-- WHAT NEEDS TO BE DONE --
Every line containing the word "Lundi" needs to be found and copied.

-- DATA PROVIDED --
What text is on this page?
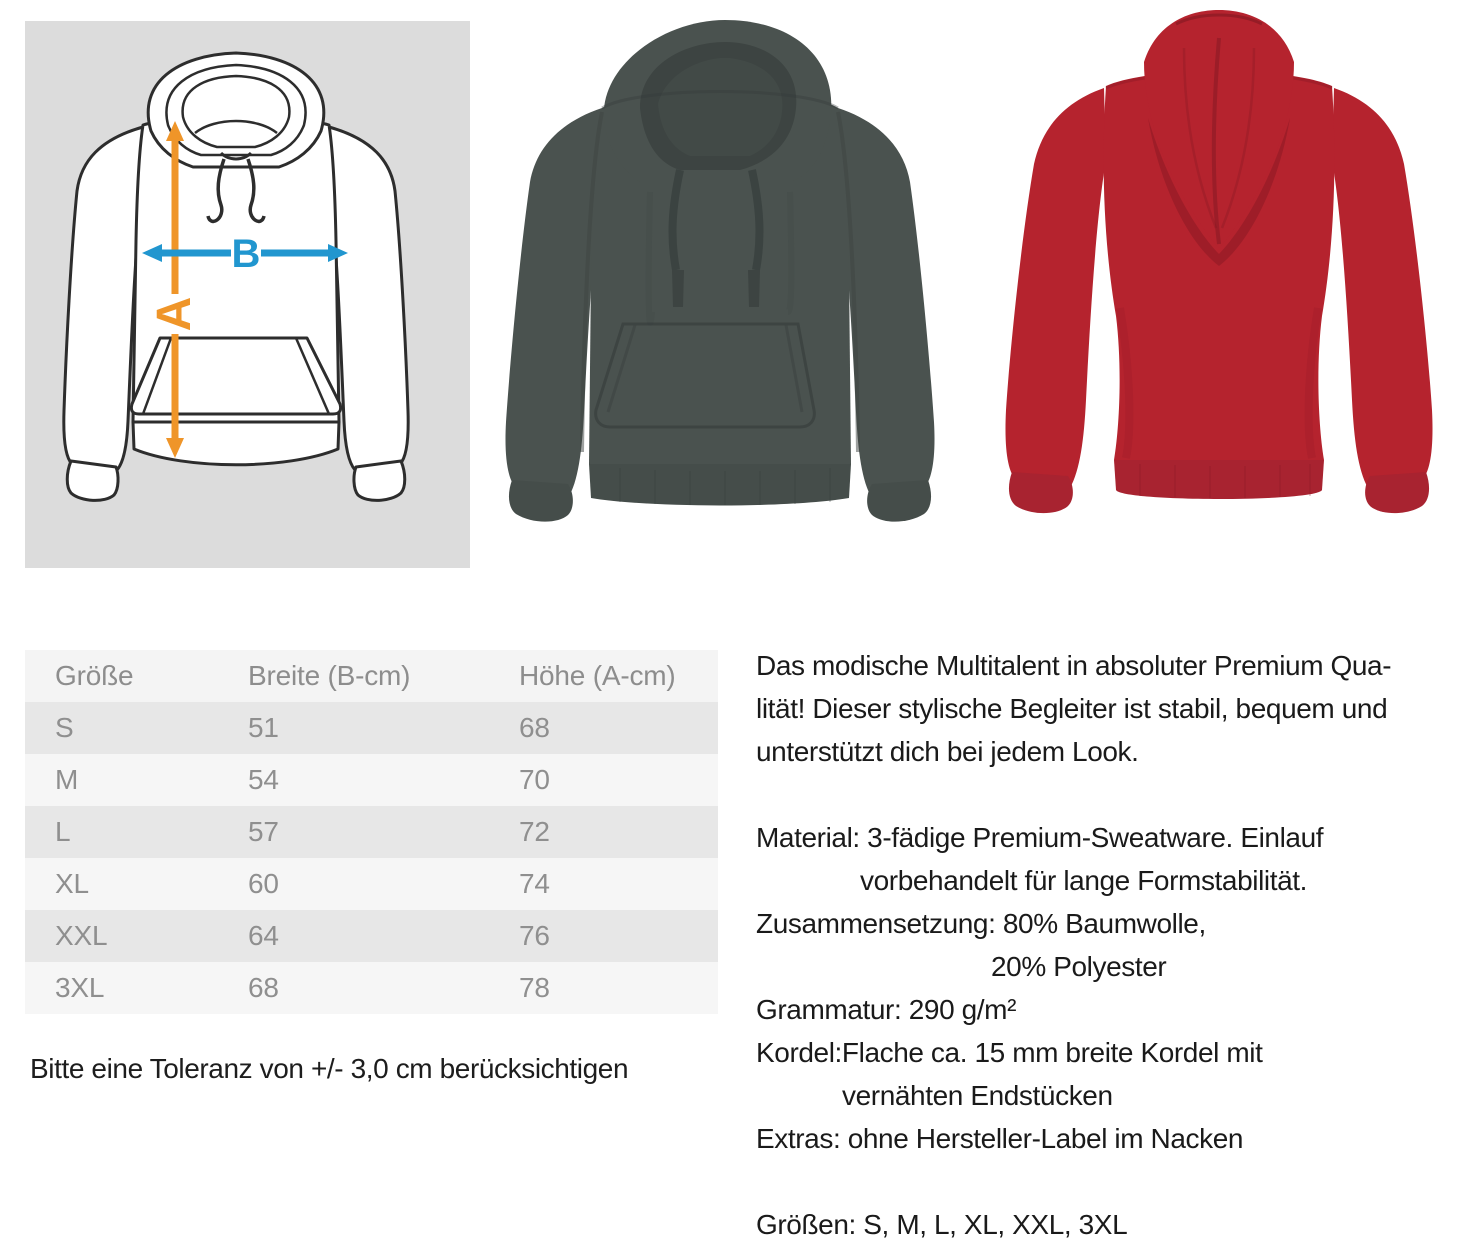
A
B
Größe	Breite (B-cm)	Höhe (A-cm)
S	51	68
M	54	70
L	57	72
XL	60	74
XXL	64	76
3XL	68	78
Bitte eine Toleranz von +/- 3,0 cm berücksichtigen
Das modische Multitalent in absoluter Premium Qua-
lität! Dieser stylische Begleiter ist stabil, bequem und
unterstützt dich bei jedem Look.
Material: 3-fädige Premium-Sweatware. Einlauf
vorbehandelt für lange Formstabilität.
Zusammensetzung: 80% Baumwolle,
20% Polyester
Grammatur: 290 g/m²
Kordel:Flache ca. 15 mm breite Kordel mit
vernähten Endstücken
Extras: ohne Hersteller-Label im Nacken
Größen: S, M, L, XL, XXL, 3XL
* * *
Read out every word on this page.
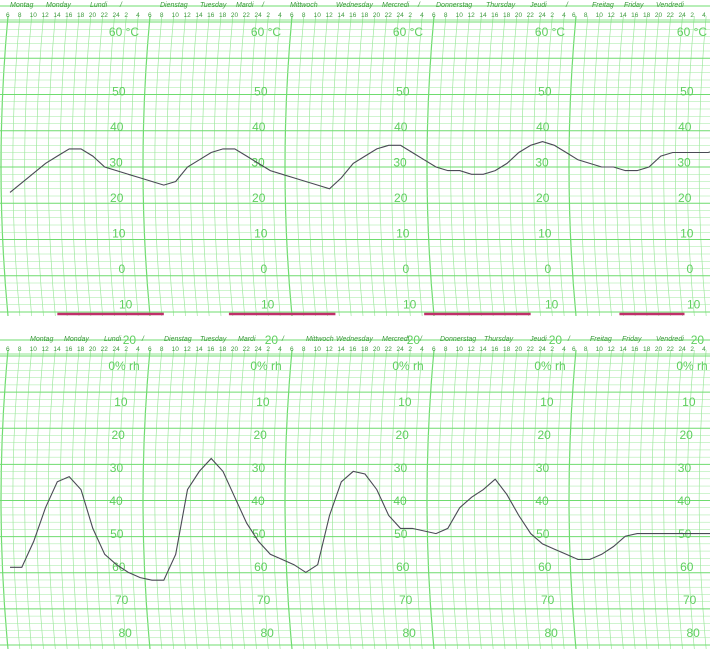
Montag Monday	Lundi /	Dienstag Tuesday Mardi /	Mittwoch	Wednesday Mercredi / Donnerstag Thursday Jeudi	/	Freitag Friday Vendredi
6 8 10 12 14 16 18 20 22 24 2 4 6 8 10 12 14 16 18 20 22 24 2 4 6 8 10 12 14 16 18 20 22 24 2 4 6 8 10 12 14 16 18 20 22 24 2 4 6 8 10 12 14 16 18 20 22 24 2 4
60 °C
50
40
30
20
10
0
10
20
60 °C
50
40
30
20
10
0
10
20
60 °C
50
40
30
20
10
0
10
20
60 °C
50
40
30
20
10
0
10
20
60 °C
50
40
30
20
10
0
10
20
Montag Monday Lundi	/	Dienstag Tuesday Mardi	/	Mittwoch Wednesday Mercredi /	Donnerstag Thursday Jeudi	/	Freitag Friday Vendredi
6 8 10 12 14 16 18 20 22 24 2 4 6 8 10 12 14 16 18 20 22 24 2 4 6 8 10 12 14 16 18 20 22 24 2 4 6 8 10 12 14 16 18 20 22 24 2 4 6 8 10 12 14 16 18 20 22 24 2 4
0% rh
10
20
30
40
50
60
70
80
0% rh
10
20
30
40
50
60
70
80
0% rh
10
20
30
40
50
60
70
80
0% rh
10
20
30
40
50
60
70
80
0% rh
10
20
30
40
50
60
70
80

-- SOLUTION TO THE PROBLEM --
Montag Monday	Lundi /	Dienstag Tuesday Mardi /	Mittwoch	Wednesday Mercredi / Donnerstag Thursday Jeudi	/	Freitag Friday Vendredi
Montag Monday Lundi	/	Dienstag Tuesday Mardi	/	Mittwoch Wednesday Mercredi /	Donnerstag Thursday Jeudi	/	Freitag Friday Vendredi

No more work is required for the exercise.